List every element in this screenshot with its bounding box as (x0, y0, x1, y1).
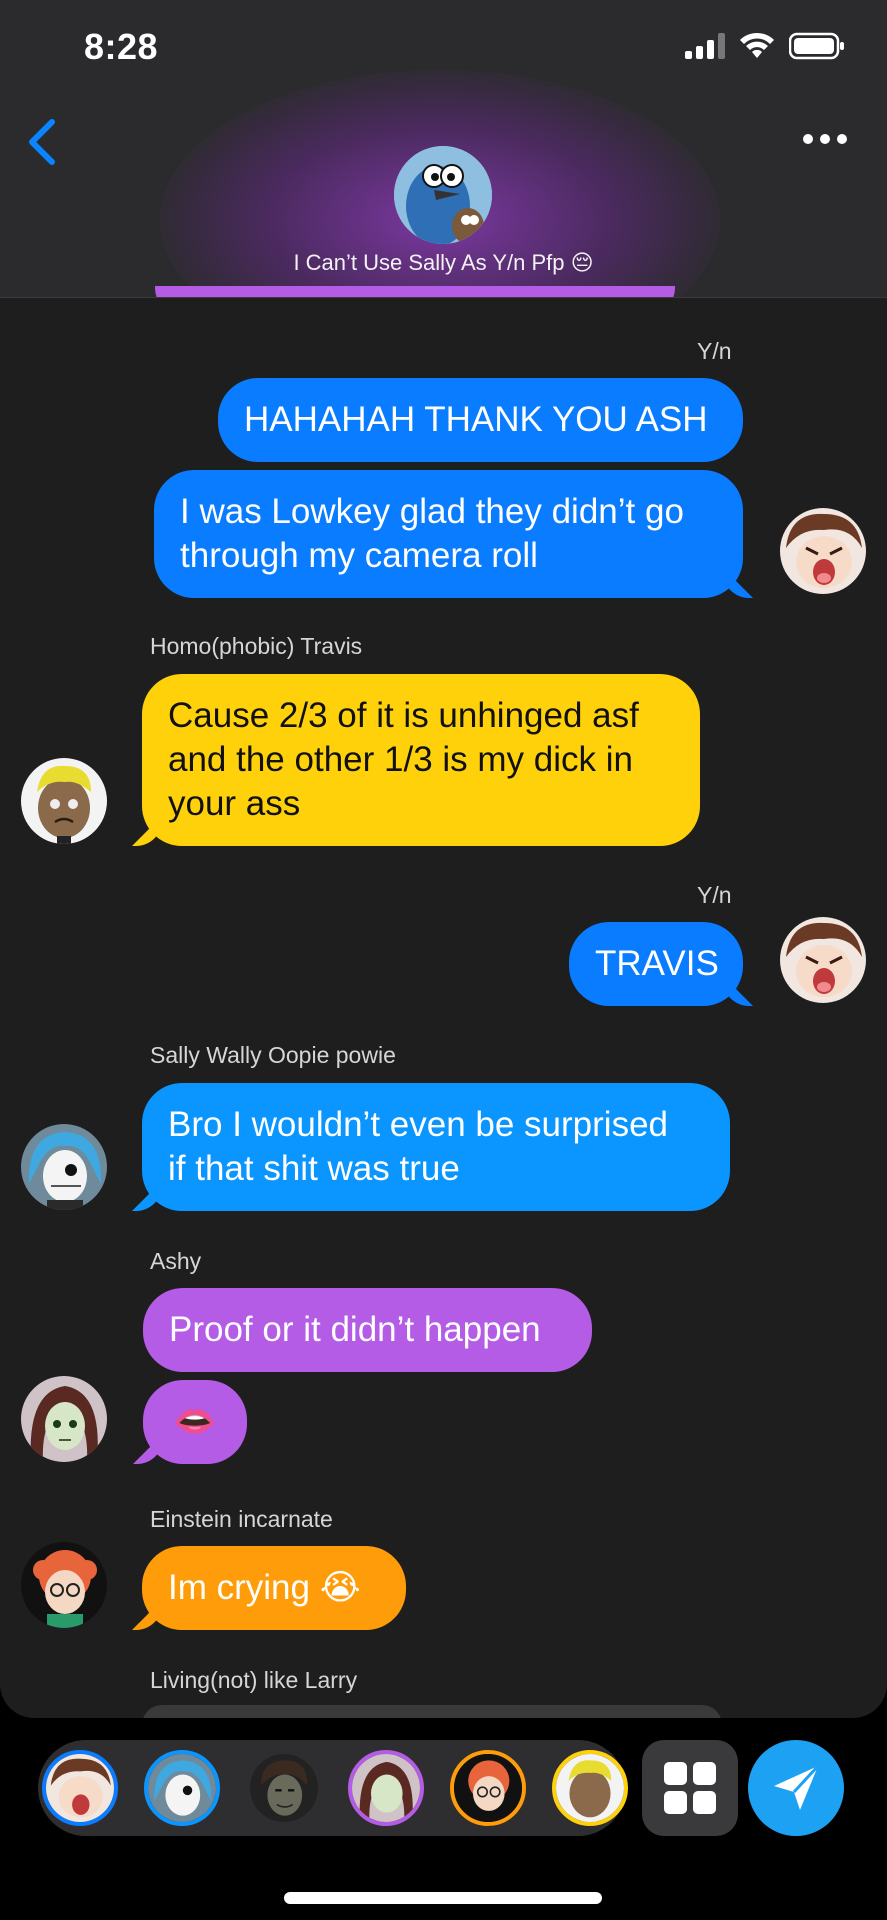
apps-grid-icon (664, 1762, 716, 1814)
previous-message-bubble (155, 286, 675, 297)
sender-name: Y/n (697, 338, 732, 364)
tray-avatar-yn[interactable] (42, 1750, 118, 1826)
yn-face-icon (780, 917, 866, 1003)
message-line: Bro I wouldn’t even be surprised (168, 1105, 668, 1144)
message-bubble[interactable]: 👄 (143, 1380, 247, 1464)
ashy-face-icon (21, 1376, 107, 1462)
message-bubble[interactable]: HAHAHAH THANK YOU ASH (218, 378, 743, 462)
sender-name: Einstein incarnate (150, 1506, 333, 1532)
tray-avatar-sally[interactable] (144, 1750, 220, 1826)
tray-avatar-travis[interactable] (552, 1750, 628, 1826)
group-avatar[interactable] (394, 146, 492, 244)
chat-header: 8:28 I Can’t Use Sally As Y/n Pfp 😔 (0, 0, 887, 298)
sally-face-icon (148, 1754, 216, 1822)
message-bubble-partial (142, 1705, 722, 1718)
home-indicator[interactable] (284, 1892, 602, 1904)
more-dots-icon (803, 134, 813, 144)
message-bubble[interactable]: I was Lowkey glad they didn’t go through… (154, 470, 743, 598)
tray-avatar-einstein[interactable] (450, 1750, 526, 1826)
wifi-icon (740, 32, 774, 58)
sender-name: Ashy (150, 1248, 202, 1274)
einstein-avatar[interactable] (21, 1542, 107, 1628)
message-bubble[interactable]: Im crying 😭 (142, 1546, 406, 1630)
battery-icon (789, 32, 844, 60)
message-line: I was Lowkey glad they didn’t go (180, 492, 684, 531)
status-icons (685, 32, 845, 60)
signal-icon (685, 33, 725, 59)
larry-face-icon (250, 1754, 318, 1822)
send-paper-plane-icon (774, 1764, 820, 1810)
sally-face-icon (21, 1124, 107, 1210)
travis-face-icon (556, 1754, 624, 1822)
chat-area[interactable]: 8:28 I Can’t Use Sally As Y/n Pfp 😔 Y/n … (0, 0, 887, 1718)
message-bubble[interactable]: Cause 2/3 of it is unhinged asf and the … (142, 674, 700, 846)
sender-name: Homo(phobic) Travis (150, 633, 363, 659)
more-options-button[interactable] (803, 132, 847, 146)
sender-name: Sally Wally Oopie powie (150, 1042, 396, 1068)
messenger-screen: 8:28 I Can’t Use Sally As Y/n Pfp 😔 Y/n … (0, 0, 887, 1920)
avatar-tray (38, 1740, 628, 1836)
group-name[interactable]: I Can’t Use Sally As Y/n Pfp 😔 (0, 250, 887, 276)
yn-avatar[interactable] (780, 508, 866, 594)
message-line: your ass (168, 784, 301, 823)
message-bubble[interactable]: Proof or it didn’t happen (143, 1288, 592, 1372)
yn-face-icon (46, 1754, 114, 1822)
message-bubble[interactable]: TRAVIS (569, 922, 743, 1006)
message-line: through my camera roll (180, 536, 538, 575)
back-button[interactable] (22, 112, 62, 172)
sender-name: Living(not) like Larry (150, 1667, 358, 1693)
yn-face-icon (780, 508, 866, 594)
travis-avatar[interactable] (21, 758, 107, 844)
ashy-face-icon (352, 1754, 420, 1822)
bird-character-avatar (394, 146, 492, 244)
travis-face-icon (21, 758, 107, 844)
message-line: Cause 2/3 of it is unhinged asf (168, 696, 639, 735)
status-time: 8:28 (84, 26, 159, 67)
apps-grid-button[interactable] (642, 1740, 738, 1836)
einstein-face-icon (21, 1542, 107, 1628)
tray-avatar-ashy[interactable] (348, 1750, 424, 1826)
einstein-face-icon (454, 1754, 522, 1822)
tray-avatar-larry[interactable] (246, 1750, 322, 1826)
back-chevron-icon (29, 119, 55, 165)
send-button[interactable] (748, 1740, 844, 1836)
yn-avatar[interactable] (780, 917, 866, 1003)
message-line: if that shit was true (168, 1149, 460, 1188)
message-line: and the other 1/3 is my dick in (168, 740, 633, 779)
sender-name: Y/n (697, 882, 732, 908)
message-bubble[interactable]: Bro I wouldn’t even be surprised if that… (142, 1083, 730, 1211)
sally-avatar[interactable] (21, 1124, 107, 1210)
ashy-avatar[interactable] (21, 1376, 107, 1462)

Problem description: Copy the data from the line with "apps-grid-icon (664, 1762, 716, 1814)" to the line with "group-avatar[interactable] (394, 146, 492, 244)", changing "sender-name" to "author-name" and keeping everything else the same.

Output of the exercise:
apps-grid-icon (664, 1762, 716, 1814)
previous-message-bubble (155, 286, 675, 297)
author-name: Y/n (697, 338, 732, 364)
tray-avatar-yn[interactable] (42, 1750, 118, 1826)
yn-face-icon (780, 917, 866, 1003)
message-line: Bro I wouldn’t even be surprised (168, 1105, 668, 1144)
message-bubble[interactable]: 👄 (143, 1380, 247, 1464)
ashy-face-icon (21, 1376, 107, 1462)
message-bubble[interactable]: HAHAHAH THANK YOU ASH (218, 378, 743, 462)
author-name: Einstein incarnate (150, 1506, 333, 1532)
tray-avatar-sally[interactable] (144, 1750, 220, 1826)
tray-avatar-travis[interactable] (552, 1750, 628, 1826)
group-avatar[interactable] (394, 146, 492, 244)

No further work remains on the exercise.